> [What to do]: Copy each of the entries below faithfully, setting aside any pictures.

> [Stored data]:

+ + +

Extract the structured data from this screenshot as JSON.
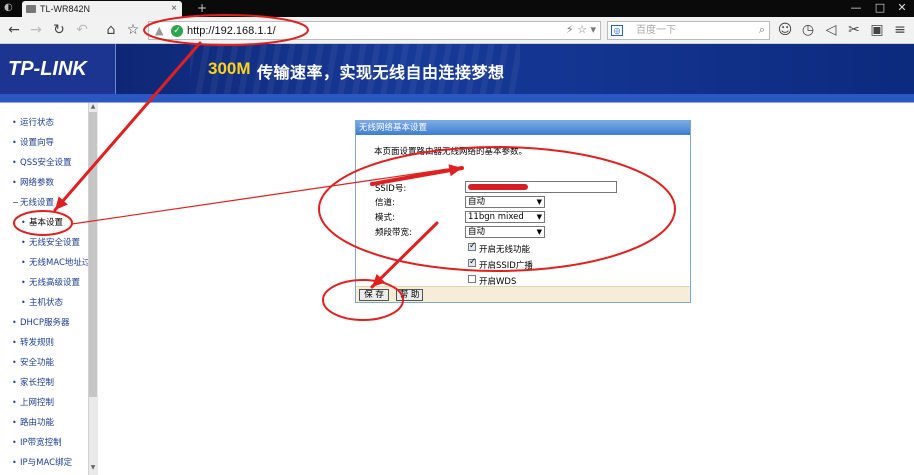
{
  "browser": {
    "tab_title": "TL-WR842N",
    "new_tab": "+",
    "url": "http://192.168.1.1/",
    "search_placeholder": "百度一下",
    "window_buttons": [
      "—",
      "□",
      "✕"
    ]
  },
  "header": {
    "logo": "TP-LINK",
    "slogan_number": "300M",
    "slogan_text": "传输速率，实现无线自由连接梦想"
  },
  "sidebar": {
    "items": [
      {
        "label": "运行状态",
        "level": "top"
      },
      {
        "label": "设置向导",
        "level": "top"
      },
      {
        "label": "QSS安全设置",
        "level": "top"
      },
      {
        "label": "网络参数",
        "level": "top"
      },
      {
        "label": "无线设置",
        "level": "top",
        "marker": "-"
      },
      {
        "label": "基本设置",
        "level": "sub",
        "active": true
      },
      {
        "label": "无线安全设置",
        "level": "sub"
      },
      {
        "label": "无线MAC地址过滤",
        "level": "sub"
      },
      {
        "label": "无线高级设置",
        "level": "sub"
      },
      {
        "label": "主机状态",
        "level": "sub"
      },
      {
        "label": "DHCP服务器",
        "level": "top"
      },
      {
        "label": "转发规则",
        "level": "top"
      },
      {
        "label": "安全功能",
        "level": "top"
      },
      {
        "label": "家长控制",
        "level": "top"
      },
      {
        "label": "上网控制",
        "level": "top"
      },
      {
        "label": "路由功能",
        "level": "top"
      },
      {
        "label": "IP带宽控制",
        "level": "top"
      },
      {
        "label": "IP与MAC绑定",
        "level": "top"
      }
    ]
  },
  "panel": {
    "title": "无线网络基本设置",
    "intro": "本页面设置路由器无线网络的基本参数。",
    "ssid_label": "SSID号:",
    "channel_label": "信道:",
    "channel_value": "自动",
    "mode_label": "模式:",
    "mode_value": "11bgn mixed",
    "bandwidth_label": "频段带宽:",
    "bandwidth_value": "自动",
    "enable_wireless_label": "开启无线功能",
    "enable_wireless": true,
    "ssid_broadcast_label": "开启SSID广播",
    "ssid_broadcast": true,
    "wds_label": "开启WDS",
    "wds": false,
    "save_label": "保 存",
    "help_label": "帮 助"
  },
  "annotations": {
    "color": "#e02020"
  },
  "colors": {
    "header_blue": "#0d2a7a",
    "nav_text": "#1c3e95",
    "panel_head": "#4b8ad8",
    "panel_foot": "#f5edd7",
    "slogan_accent": "#ffd21a"
  }
}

+ + +

> [Task response]:
Extract the structured data from this screenshot as JSON.
{
  "browser": {
    "tab_title": "TL-WR842N",
    "new_tab": "+",
    "url": "http://192.168.1.1/",
    "search_placeholder": "百度一下",
    "window_buttons": [
      "—",
      "□",
      "✕"
    ]
  },
  "header": {
    "logo": "TP-LINK",
    "slogan_number": "300M",
    "slogan_text": "传输速率，实现无线自由连接梦想"
  },
  "sidebar": {
    "items": [
      {
        "label": "运行状态",
        "level": "top"
      },
      {
        "label": "设置向导",
        "level": "top"
      },
      {
        "label": "QSS安全设置",
        "level": "top"
      },
      {
        "label": "网络参数",
        "level": "top"
      },
      {
        "label": "无线设置",
        "level": "top",
        "marker": "-"
      },
      {
        "label": "基本设置",
        "level": "sub",
        "active": true
      },
      {
        "label": "无线安全设置",
        "level": "sub"
      },
      {
        "label": "无线MAC地址过滤",
        "level": "sub"
      },
      {
        "label": "无线高级设置",
        "level": "sub"
      },
      {
        "label": "主机状态",
        "level": "sub"
      },
      {
        "label": "DHCP服务器",
        "level": "top"
      },
      {
        "label": "转发规则",
        "level": "top"
      },
      {
        "label": "安全功能",
        "level": "top"
      },
      {
        "label": "家长控制",
        "level": "top"
      },
      {
        "label": "上网控制",
        "level": "top"
      },
      {
        "label": "路由功能",
        "level": "top"
      },
      {
        "label": "IP带宽控制",
        "level": "top"
      },
      {
        "label": "IP与MAC绑定",
        "level": "top"
      }
    ]
  },
  "panel": {
    "title": "无线网络基本设置",
    "intro": "本页面设置路由器无线网络的基本参数。",
    "ssid_label": "SSID号:",
    "channel_label": "信道:",
    "channel_value": "自动",
    "mode_label": "模式:",
    "mode_value": "11bgn mixed",
    "bandwidth_label": "频段带宽:",
    "bandwidth_value": "自动",
    "enable_wireless_label": "开启无线功能",
    "enable_wireless": true,
    "ssid_broadcast_label": "开启SSID广播",
    "ssid_broadcast": true,
    "wds_label": "开启WDS",
    "wds": false,
    "save_label": "保 存",
    "help_label": "帮 助"
  },
  "annotations": {
    "color": "#e02020"
  },
  "colors": {
    "header_blue": "#0d2a7a",
    "nav_text": "#1c3e95",
    "panel_head": "#4b8ad8",
    "panel_foot": "#f5edd7",
    "slogan_accent": "#ffd21a"
  }
}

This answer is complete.